**GOAL OF THE EXERCISE**
Search the entries for the word "icon" and pull out each line that has it.

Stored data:
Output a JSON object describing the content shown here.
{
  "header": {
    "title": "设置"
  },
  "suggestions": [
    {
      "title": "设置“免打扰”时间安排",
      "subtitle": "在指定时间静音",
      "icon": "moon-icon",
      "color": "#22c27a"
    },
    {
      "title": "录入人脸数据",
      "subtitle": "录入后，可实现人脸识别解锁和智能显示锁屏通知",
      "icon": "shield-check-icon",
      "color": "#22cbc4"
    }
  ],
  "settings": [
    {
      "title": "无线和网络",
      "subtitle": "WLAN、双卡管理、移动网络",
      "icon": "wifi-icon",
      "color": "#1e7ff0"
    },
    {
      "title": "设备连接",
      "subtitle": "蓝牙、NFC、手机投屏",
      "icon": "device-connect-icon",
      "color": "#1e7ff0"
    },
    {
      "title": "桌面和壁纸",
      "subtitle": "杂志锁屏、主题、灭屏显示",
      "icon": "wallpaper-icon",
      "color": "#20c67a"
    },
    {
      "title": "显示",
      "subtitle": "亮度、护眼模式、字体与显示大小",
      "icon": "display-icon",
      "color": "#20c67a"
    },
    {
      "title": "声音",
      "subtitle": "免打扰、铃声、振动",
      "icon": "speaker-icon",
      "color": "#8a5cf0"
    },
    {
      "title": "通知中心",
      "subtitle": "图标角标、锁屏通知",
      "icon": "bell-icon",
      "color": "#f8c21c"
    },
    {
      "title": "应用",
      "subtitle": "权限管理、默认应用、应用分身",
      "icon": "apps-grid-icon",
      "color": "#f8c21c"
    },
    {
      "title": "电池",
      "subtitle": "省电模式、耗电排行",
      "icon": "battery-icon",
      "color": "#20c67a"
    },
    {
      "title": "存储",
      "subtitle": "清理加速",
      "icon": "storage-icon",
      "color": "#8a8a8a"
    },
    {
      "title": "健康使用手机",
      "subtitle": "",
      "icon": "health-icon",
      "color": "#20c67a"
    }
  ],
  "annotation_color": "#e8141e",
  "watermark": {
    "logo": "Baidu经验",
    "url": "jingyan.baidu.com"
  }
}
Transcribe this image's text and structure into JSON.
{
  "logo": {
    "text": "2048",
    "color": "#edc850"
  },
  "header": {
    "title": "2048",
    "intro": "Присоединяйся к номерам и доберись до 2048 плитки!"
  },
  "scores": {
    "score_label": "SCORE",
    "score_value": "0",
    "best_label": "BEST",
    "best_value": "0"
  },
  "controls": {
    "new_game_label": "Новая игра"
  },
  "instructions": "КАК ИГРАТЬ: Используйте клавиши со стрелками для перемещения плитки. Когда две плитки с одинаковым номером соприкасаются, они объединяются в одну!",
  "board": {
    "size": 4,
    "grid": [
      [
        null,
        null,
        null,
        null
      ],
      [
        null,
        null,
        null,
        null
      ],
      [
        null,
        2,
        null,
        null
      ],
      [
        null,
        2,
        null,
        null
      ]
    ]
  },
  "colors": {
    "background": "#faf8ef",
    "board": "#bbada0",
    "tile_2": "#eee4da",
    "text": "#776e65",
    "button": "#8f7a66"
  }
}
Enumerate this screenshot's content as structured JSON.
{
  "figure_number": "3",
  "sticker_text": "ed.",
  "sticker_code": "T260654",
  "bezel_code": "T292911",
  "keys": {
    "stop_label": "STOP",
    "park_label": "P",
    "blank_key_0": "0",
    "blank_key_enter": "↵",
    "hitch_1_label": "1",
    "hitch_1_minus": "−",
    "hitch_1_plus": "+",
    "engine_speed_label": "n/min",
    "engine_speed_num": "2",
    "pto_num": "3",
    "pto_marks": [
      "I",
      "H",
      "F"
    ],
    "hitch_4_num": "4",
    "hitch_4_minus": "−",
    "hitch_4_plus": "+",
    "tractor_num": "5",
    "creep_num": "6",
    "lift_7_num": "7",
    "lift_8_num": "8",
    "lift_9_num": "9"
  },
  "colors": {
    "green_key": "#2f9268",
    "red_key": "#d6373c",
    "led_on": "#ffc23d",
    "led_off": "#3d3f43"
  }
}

**FINAL ANSWER**
      "icon": "moon-icon",
      "icon": "shield-check-icon",
      "icon": "wifi-icon",
      "icon": "device-connect-icon",
      "icon": "wallpaper-icon",
      "icon": "display-icon",
      "icon": "speaker-icon",
      "icon": "bell-icon",
      "icon": "apps-grid-icon",
      "icon": "battery-icon",
      "icon": "storage-icon",
      "icon": "health-icon",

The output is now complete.